##### Source passage #####

But this is a business book on the epic scale. You'll read not just about Howard Lincoln, the attorney involved in a legal wrangle between Nintendo and MCA over the ownership of the film character King Kong, but about how Howard Lincoln's father was hard of hearing, and how his mother had good dress sense. You'll read about the views enjoyed by Minoru Arakawa from his Vancouver home before he joined Nintendo's New York office. You'll read about how Sigeru Miyamoto, creator of 'Super Mario Bros', 'had once climbed a tree and gotten high enough to see far-off mountains before he realised that he was stuck'. Is this incident the key to his brilliant game-designs? I doubt it.
David Sheff has certainly done his research - quite a lot of the time, though, you wish he hadn't. You wish he'd just told the compelling story of the rise of video games, of how they work by getting kids addicted, how the addiction is fuelled because the games create alternate waves of desperation and boredom, and how this ethos of designed obsolescence is capitalism at its most frightening. All this material is here, and it's great when you get to it, but it is like a story in slow motion.

#####

Please write out the passage of the book review starting with "David Sheff has" and going on through "in slow motion.".

##### Dataset extract #####

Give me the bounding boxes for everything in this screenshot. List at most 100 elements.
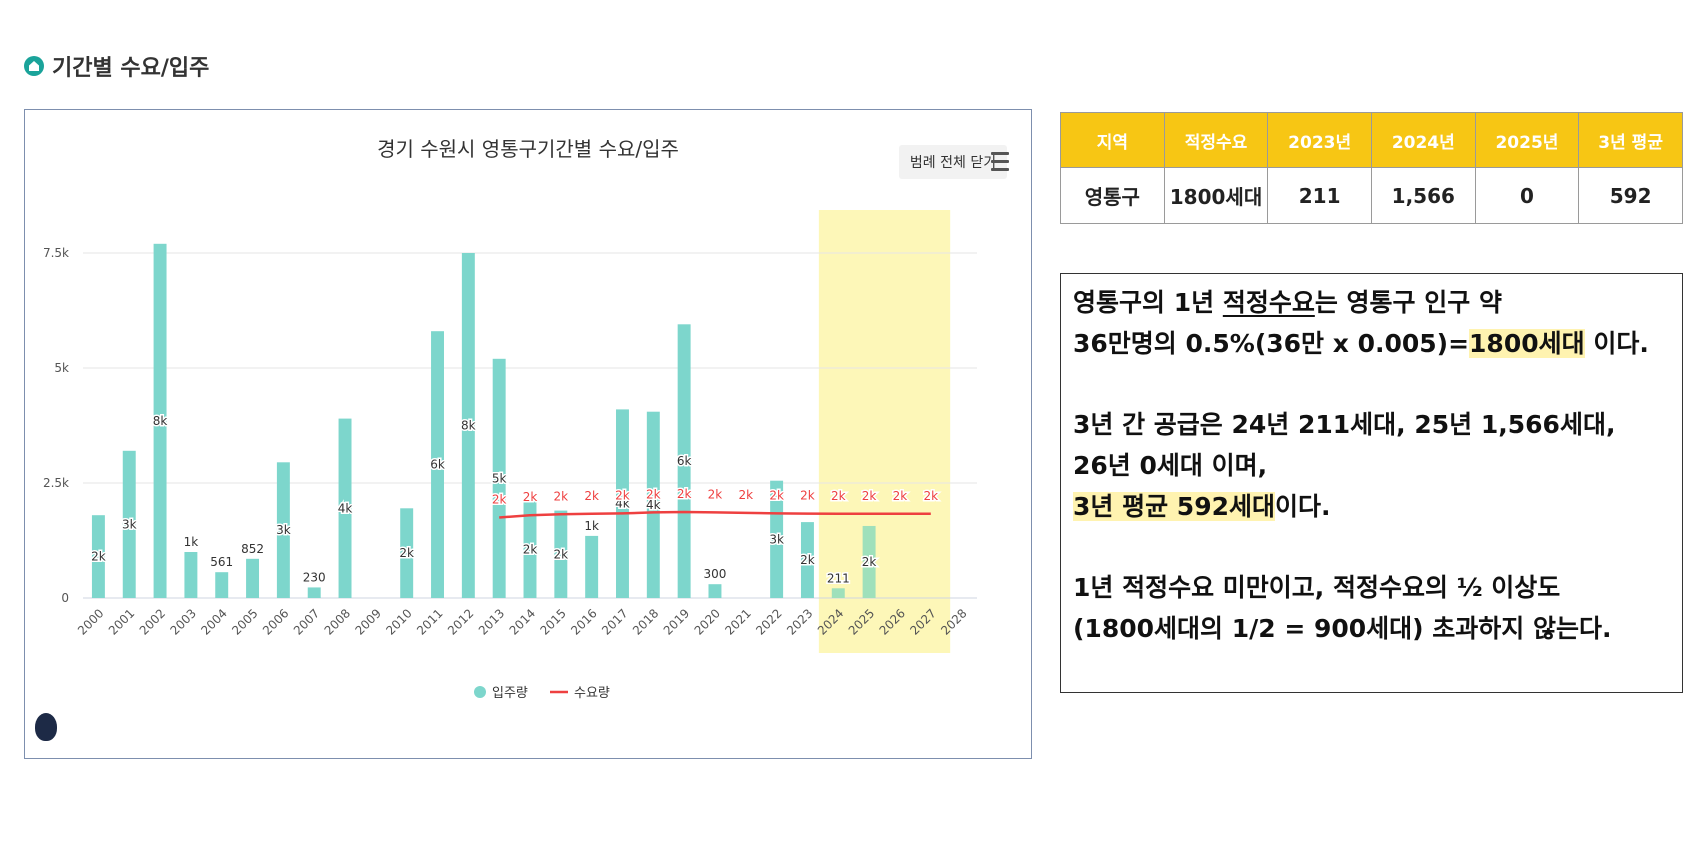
- x-tick-label: 2013: [476, 606, 507, 637]
- x-tick-label: 2021: [722, 606, 753, 637]
- x-tick-label: 2020: [692, 606, 723, 637]
- x-tick-label: 2017: [599, 606, 630, 637]
- analysis-note-box: 영통구의 1년 적정수요는 영통구 인구 약 36만명의 0.5%(36만 x …: [1060, 273, 1683, 693]
- line-data-label: 2k: [862, 489, 877, 503]
- x-tick-label: 2002: [137, 606, 168, 637]
- x-tick-label: 2003: [168, 606, 199, 637]
- y-tick-label: 2.5k: [43, 476, 69, 490]
- bar-입주량: [708, 584, 722, 598]
- bar-입주량: [91, 515, 105, 598]
- summary-cell: 영통구: [1060, 167, 1165, 224]
- bar-입주량: [400, 508, 414, 598]
- bar-입주량: [276, 462, 290, 598]
- line-수요량: [499, 510, 931, 519]
- bar-입주량: [215, 572, 229, 598]
- note-line: (1800세대의 1/2 = 900세대) 초과하지 않는다.: [1073, 614, 1612, 643]
- x-tick-label: 2009: [352, 606, 383, 637]
- note-line: 영통구의 1년 적정수요는 영통구 인구 약: [1073, 288, 1502, 317]
- chart-menu-icon[interactable]: [991, 152, 1009, 172]
- bar-입주량: [646, 411, 660, 598]
- bar-data-label: 6k: [430, 458, 445, 472]
- x-tick-label: 2015: [537, 606, 568, 637]
- bar-data-label: 561: [210, 555, 233, 569]
- bar-data-label: 3k: [769, 532, 784, 546]
- x-tick-label: 2016: [568, 606, 599, 637]
- note-line: 3년 평균 592세대이다.: [1073, 492, 1331, 521]
- line-data-label: 2k: [677, 487, 692, 501]
- summary-header-cell: 2024년: [1370, 112, 1476, 168]
- chart-title: 경기 수원시 영통구기간별 수요/입주: [377, 137, 679, 161]
- bar-data-label: 3k: [122, 517, 137, 531]
- summary-cell: 0: [1474, 167, 1580, 224]
- line-data-label: 2k: [831, 489, 846, 503]
- note-line: 36만명의 0.5%(36만 x 0.005)=1800세대 이다.: [1073, 329, 1649, 358]
- y-tick-label: 7.5k: [43, 246, 69, 260]
- summary-cell: 1800세대: [1163, 167, 1269, 224]
- bar-입주량: [431, 331, 444, 598]
- x-tick-label: 2011: [414, 606, 445, 637]
- x-tick-label: 2004: [198, 606, 229, 637]
- summary-cell: 592: [1578, 167, 1683, 224]
- x-tick-label: 2018: [630, 606, 661, 637]
- bar-data-label: 4k: [338, 501, 353, 515]
- bar-data-label: 2k: [523, 543, 538, 557]
- bar-data-label: 8k: [461, 419, 476, 433]
- bar-입주량: [153, 243, 167, 599]
- summary-header-cell: 3년 평균: [1578, 112, 1683, 168]
- legend-close-all-button[interactable]: 범례 전체 닫기: [899, 145, 1007, 179]
- summary-header-cell: 지역: [1060, 112, 1165, 168]
- bar-입주량: [616, 409, 629, 598]
- line-data-label: 2k: [738, 488, 753, 502]
- bar-data-label: 6k: [677, 454, 692, 468]
- summary-table: 지역 적정수요 2023년 2024년 2025년 3년 평균 영통구 1800…: [1060, 112, 1683, 224]
- x-tick-label: 2023: [784, 606, 815, 637]
- bar-입주량: [770, 480, 784, 598]
- summary-cell: 211: [1267, 167, 1372, 224]
- y-tick-label: 0: [61, 591, 69, 605]
- x-tick-label: 2005: [229, 606, 260, 637]
- bar-data-label: 4k: [646, 498, 661, 512]
- bar-입주량: [523, 501, 537, 598]
- note-line: 1년 적정수요 미만이고, 적정수요의 ½ 이상도: [1073, 573, 1561, 602]
- summary-table-row: 영통구 1800세대 211 1,566 0 592: [1060, 167, 1683, 224]
- x-tick-label: 2012: [445, 606, 476, 637]
- bar-data-label: 1k: [184, 535, 199, 549]
- line-data-label: 2k: [800, 489, 815, 503]
- section-title: 기간별 수요/입주: [24, 50, 209, 82]
- bar-입주량: [862, 525, 876, 598]
- line-data-label: 2k: [523, 490, 538, 504]
- chart-panel: 경기 수원시 영통구기간별 수요/입주 0 2.5k 5k 7.5k 2k 3k 8k 1k 56…: [24, 109, 1032, 759]
- x-tick-label: 2000: [75, 606, 106, 637]
- bar-data-label: 211: [827, 571, 850, 585]
- summary-cell: 1,566: [1370, 167, 1476, 224]
- highlight-region: [818, 210, 951, 653]
- x-tick-label: 2010: [383, 606, 414, 637]
- x-tick-label: 2014: [507, 606, 538, 637]
- summary-header-cell: 2025년: [1474, 112, 1580, 168]
- bar-data-label: 852: [241, 542, 264, 556]
- legend-label-입주량: 입주량: [492, 686, 528, 701]
- line-data-label: 2k: [554, 489, 569, 503]
- bar-data-label: 3k: [276, 523, 291, 537]
- bar-data-label: 2k: [91, 550, 106, 564]
- x-tick-label: 2007: [291, 606, 322, 637]
- bar-data-label: 4k: [615, 497, 630, 511]
- legend-label-수요량: 수요량: [574, 686, 610, 701]
- chart-svg: 경기 수원시 영통구기간별 수요/입주 0 2.5k 5k 7.5k 2k 3k 8k 1k 56…: [43, 137, 977, 701]
- line-data-label: 2k: [646, 487, 661, 501]
- brand-logo-icon: [35, 713, 57, 741]
- line-data-label: 2k: [708, 487, 723, 501]
- bar-입주량: [800, 522, 814, 598]
- bar-입주량: [184, 552, 198, 598]
- bar-입주량: [492, 358, 506, 598]
- bar-입주량: [461, 253, 475, 598]
- bar-data-label: 8k: [153, 414, 168, 428]
- summary-table-header-row: 지역 적정수요 2023년 2024년 2025년 3년 평균: [1060, 112, 1683, 168]
- summary-header-cell: 적정수요: [1163, 112, 1269, 168]
- note-line: 3년 간 공급은 24년 211세대, 25년 1,566세대,: [1073, 410, 1616, 439]
- bar-입주량: [831, 588, 845, 598]
- line-data-label: 2k: [492, 493, 507, 507]
- line-data-label: 2k: [893, 489, 908, 503]
- note-highlight: 3년 평균 592세대: [1073, 492, 1275, 521]
- bar-data-label: 2k: [800, 553, 815, 567]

#####

Task solution
David Sheff has certainly done his research - quite a lot of the time, though, you wish he hadn't. You wish he'd just told the compelling story of the rise of video games, of how they work by getting kids addicted, how the addiction is fuelled because the games create alternate waves of desperation and boredom, and how this ethos of designed obsolescence is capitalism at its most frightening. All this material is here, and it's great when you get to it, but it is like a story in slow motion.